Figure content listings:
■ ■ ■ ■ ■ ■ ■
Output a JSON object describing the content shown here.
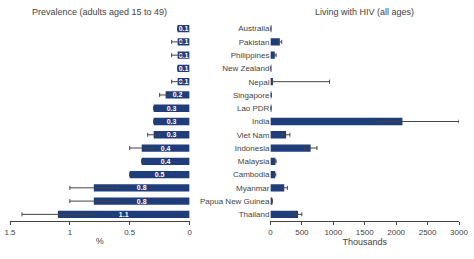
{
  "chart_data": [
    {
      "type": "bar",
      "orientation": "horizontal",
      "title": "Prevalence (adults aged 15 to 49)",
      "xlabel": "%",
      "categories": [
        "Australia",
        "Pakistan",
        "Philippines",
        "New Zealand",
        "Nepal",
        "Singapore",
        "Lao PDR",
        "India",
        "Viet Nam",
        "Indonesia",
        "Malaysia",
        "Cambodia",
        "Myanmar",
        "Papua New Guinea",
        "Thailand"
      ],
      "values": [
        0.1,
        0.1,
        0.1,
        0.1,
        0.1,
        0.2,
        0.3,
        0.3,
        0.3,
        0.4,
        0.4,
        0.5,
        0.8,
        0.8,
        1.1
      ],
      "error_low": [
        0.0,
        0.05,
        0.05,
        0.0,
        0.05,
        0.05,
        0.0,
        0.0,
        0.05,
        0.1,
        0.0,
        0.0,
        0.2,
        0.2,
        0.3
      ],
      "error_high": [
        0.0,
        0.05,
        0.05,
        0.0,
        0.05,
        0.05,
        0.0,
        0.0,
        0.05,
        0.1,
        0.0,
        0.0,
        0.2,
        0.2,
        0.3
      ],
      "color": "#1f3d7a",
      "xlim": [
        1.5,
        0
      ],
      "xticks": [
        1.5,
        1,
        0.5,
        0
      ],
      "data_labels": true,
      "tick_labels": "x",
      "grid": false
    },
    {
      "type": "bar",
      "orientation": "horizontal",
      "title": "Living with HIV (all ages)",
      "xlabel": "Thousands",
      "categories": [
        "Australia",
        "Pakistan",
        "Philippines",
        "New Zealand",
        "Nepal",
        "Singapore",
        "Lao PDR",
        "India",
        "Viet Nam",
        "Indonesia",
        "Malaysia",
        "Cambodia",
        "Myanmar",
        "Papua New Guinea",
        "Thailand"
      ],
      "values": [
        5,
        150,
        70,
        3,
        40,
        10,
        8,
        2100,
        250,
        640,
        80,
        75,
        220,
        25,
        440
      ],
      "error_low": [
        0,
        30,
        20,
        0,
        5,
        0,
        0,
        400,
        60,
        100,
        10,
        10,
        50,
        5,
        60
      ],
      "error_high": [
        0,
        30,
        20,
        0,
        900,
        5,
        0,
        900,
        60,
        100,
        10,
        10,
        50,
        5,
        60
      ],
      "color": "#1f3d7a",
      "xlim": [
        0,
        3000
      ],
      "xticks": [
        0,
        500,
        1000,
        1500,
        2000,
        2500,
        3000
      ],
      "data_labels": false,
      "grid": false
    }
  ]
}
■ ■ ■ ■ ■ ■ ■
TASK REQUIREMENTS:
Restate the whole listing above exactly, please, omitting every image.

ANSWER:
Output a JSON object describing the content shown here.
{
  "chart_data": [
    {
      "type": "bar",
      "orientation": "horizontal",
      "title": "Prevalence (adults aged 15 to 49)",
      "xlabel": "%",
      "categories": [
        "Australia",
        "Pakistan",
        "Philippines",
        "New Zealand",
        "Nepal",
        "Singapore",
        "Lao PDR",
        "India",
        "Viet Nam",
        "Indonesia",
        "Malaysia",
        "Cambodia",
        "Myanmar",
        "Papua New Guinea",
        "Thailand"
      ],
      "values": [
        0.1,
        0.1,
        0.1,
        0.1,
        0.1,
        0.2,
        0.3,
        0.3,
        0.3,
        0.4,
        0.4,
        0.5,
        0.8,
        0.8,
        1.1
      ],
      "error_low": [
        0.0,
        0.05,
        0.05,
        0.0,
        0.05,
        0.05,
        0.0,
        0.0,
        0.05,
        0.1,
        0.0,
        0.0,
        0.2,
        0.2,
        0.3
      ],
      "error_high": [
        0.0,
        0.05,
        0.05,
        0.0,
        0.05,
        0.05,
        0.0,
        0.0,
        0.05,
        0.1,
        0.0,
        0.0,
        0.2,
        0.2,
        0.3
      ],
      "color": "#1f3d7a",
      "xlim": [
        1.5,
        0
      ],
      "xticks": [
        1.5,
        1,
        0.5,
        0
      ],
      "data_labels": true,
      "tick_labels": "x",
      "grid": false
    },
    {
      "type": "bar",
      "orientation": "horizontal",
      "title": "Living with HIV (all ages)",
      "xlabel": "Thousands",
      "categories": [
        "Australia",
        "Pakistan",
        "Philippines",
        "New Zealand",
        "Nepal",
        "Singapore",
        "Lao PDR",
        "India",
        "Viet Nam",
        "Indonesia",
        "Malaysia",
        "Cambodia",
        "Myanmar",
        "Papua New Guinea",
        "Thailand"
      ],
      "values": [
        5,
        150,
        70,
        3,
        40,
        10,
        8,
        2100,
        250,
        640,
        80,
        75,
        220,
        25,
        440
      ],
      "error_low": [
        0,
        30,
        20,
        0,
        5,
        0,
        0,
        400,
        60,
        100,
        10,
        10,
        50,
        5,
        60
      ],
      "error_high": [
        0,
        30,
        20,
        0,
        900,
        5,
        0,
        900,
        60,
        100,
        10,
        10,
        50,
        5,
        60
      ],
      "color": "#1f3d7a",
      "xlim": [
        0,
        3000
      ],
      "xticks": [
        0,
        500,
        1000,
        1500,
        2000,
        2500,
        3000
      ],
      "data_labels": false,
      "grid": false
    }
  ]
}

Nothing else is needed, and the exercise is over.